Exercise data:
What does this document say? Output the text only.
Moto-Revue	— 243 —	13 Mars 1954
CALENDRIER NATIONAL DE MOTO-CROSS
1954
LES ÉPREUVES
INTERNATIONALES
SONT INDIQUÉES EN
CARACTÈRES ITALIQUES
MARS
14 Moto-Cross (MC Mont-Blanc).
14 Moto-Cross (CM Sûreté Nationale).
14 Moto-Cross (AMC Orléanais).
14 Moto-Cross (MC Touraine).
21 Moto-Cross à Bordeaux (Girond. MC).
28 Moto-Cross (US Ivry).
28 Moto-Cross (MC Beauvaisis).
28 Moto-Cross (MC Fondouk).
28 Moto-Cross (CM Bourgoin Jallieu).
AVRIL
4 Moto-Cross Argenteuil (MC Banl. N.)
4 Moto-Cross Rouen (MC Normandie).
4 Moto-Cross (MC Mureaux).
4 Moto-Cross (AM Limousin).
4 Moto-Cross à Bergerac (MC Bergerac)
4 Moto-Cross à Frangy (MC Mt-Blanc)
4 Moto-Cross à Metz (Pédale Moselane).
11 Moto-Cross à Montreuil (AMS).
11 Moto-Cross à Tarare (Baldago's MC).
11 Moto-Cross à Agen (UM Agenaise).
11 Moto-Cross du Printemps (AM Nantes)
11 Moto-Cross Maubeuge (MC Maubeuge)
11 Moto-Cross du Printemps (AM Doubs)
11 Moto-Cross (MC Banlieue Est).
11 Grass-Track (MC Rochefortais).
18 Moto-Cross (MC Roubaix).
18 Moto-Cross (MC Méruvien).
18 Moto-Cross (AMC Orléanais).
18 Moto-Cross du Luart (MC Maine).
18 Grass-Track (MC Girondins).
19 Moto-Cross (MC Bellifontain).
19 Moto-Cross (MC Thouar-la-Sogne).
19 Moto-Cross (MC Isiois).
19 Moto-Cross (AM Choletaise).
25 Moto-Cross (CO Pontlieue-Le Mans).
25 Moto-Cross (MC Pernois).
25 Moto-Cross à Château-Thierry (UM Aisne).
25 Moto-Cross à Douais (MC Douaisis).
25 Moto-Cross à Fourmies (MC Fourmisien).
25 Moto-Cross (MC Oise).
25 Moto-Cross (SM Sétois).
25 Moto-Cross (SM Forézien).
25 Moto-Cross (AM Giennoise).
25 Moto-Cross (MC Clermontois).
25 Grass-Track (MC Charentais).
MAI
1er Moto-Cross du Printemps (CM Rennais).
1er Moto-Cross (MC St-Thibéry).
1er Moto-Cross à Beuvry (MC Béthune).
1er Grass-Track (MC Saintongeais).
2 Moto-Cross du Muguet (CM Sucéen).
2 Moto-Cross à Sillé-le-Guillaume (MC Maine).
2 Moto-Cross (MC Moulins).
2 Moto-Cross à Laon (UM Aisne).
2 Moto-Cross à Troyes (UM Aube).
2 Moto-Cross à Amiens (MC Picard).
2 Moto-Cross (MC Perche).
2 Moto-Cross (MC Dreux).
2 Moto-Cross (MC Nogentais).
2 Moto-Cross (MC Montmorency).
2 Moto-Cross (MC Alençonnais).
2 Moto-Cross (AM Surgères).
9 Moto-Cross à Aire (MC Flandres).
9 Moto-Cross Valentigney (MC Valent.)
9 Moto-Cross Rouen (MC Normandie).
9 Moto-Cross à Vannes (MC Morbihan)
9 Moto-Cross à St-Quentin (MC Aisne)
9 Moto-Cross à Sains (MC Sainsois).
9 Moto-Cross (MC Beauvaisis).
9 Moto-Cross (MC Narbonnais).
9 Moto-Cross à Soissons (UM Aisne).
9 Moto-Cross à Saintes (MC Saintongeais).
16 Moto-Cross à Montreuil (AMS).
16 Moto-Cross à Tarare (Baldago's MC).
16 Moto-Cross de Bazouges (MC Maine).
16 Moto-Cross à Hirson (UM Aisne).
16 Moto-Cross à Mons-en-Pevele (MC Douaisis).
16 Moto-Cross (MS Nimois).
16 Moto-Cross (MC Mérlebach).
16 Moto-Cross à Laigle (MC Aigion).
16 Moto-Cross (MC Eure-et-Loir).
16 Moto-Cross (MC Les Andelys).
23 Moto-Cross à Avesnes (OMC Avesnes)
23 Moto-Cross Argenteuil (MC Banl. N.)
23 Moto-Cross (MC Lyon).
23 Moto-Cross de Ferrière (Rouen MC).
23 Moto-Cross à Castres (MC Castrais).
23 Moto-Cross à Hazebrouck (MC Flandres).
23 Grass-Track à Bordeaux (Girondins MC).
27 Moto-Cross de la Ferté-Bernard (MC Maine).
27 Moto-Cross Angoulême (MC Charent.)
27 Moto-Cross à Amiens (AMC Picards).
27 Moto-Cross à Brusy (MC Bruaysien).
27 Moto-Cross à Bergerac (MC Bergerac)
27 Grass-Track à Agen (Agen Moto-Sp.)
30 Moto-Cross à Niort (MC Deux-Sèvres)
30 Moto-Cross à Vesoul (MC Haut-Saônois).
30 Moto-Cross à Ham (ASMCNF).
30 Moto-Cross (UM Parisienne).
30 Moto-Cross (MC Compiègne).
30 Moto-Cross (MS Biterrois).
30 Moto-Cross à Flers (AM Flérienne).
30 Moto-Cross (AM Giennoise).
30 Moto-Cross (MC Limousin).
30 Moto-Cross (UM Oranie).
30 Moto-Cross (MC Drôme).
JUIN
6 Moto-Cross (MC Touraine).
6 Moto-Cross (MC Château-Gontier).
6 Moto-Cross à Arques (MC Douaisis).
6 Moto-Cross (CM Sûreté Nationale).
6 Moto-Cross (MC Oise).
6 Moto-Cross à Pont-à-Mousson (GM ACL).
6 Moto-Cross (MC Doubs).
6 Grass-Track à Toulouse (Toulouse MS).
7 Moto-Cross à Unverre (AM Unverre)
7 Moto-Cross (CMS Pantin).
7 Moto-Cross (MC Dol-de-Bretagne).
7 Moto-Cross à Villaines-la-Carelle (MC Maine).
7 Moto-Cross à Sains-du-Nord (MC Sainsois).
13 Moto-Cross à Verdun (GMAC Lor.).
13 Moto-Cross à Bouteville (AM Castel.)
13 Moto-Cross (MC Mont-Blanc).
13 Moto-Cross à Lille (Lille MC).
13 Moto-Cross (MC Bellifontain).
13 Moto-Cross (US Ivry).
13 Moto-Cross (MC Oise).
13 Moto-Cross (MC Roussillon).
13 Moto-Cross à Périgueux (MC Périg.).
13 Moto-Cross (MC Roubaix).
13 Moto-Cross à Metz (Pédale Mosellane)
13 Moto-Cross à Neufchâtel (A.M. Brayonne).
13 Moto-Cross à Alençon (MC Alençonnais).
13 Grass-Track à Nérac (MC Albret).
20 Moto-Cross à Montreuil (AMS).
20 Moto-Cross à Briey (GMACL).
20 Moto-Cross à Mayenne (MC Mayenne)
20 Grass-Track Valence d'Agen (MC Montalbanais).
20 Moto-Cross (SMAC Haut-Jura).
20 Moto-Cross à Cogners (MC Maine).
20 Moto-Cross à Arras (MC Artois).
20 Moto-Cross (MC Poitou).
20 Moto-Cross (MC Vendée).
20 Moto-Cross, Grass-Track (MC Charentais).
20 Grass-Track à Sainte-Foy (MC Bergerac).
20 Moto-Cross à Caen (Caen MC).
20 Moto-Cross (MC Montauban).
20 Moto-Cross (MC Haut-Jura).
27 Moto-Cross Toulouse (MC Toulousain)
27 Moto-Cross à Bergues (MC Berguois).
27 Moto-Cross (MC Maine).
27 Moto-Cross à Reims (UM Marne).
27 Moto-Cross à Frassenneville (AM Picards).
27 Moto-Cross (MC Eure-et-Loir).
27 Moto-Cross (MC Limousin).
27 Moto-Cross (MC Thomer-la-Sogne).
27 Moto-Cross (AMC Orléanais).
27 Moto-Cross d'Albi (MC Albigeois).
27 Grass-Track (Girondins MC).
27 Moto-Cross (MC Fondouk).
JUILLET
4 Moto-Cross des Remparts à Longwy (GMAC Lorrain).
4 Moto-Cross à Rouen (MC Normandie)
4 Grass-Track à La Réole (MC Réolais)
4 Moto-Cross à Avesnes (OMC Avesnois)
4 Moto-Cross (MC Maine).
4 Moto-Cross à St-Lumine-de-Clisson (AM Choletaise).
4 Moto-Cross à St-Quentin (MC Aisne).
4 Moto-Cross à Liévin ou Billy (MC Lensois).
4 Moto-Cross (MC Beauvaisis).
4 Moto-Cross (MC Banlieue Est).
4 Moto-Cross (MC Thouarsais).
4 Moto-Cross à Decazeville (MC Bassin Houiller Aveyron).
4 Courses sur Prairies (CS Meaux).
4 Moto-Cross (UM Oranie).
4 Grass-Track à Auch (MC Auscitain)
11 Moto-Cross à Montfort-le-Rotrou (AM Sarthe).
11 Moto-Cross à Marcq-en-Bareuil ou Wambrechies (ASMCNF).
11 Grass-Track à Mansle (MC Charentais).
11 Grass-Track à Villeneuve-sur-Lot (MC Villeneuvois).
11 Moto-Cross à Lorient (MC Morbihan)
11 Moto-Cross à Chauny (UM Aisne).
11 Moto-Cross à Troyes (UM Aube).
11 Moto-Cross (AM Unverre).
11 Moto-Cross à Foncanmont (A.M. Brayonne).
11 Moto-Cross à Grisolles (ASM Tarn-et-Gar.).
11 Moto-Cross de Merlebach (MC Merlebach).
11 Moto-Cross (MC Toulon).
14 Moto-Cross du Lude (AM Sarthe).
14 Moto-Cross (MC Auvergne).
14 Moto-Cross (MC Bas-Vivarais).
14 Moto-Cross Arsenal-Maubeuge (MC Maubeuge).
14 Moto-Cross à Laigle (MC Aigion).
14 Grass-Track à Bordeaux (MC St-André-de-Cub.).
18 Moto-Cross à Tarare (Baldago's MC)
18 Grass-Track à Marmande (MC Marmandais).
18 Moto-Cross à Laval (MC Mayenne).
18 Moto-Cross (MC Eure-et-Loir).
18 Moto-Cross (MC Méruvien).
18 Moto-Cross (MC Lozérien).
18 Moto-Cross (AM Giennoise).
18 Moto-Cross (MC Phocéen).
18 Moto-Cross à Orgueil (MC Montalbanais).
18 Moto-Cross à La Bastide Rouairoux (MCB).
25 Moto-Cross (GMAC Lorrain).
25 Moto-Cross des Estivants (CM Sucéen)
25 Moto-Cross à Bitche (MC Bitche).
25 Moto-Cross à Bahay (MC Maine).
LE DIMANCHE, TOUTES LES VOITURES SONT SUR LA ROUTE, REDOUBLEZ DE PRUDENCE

Description of the task: Report each line of the material above where the word "Lorrain" appears.

Task answer:
4 Moto-Cross des Remparts à Longwy (GMAC Lorrain).
25 Moto-Cross (GMAC Lorrain).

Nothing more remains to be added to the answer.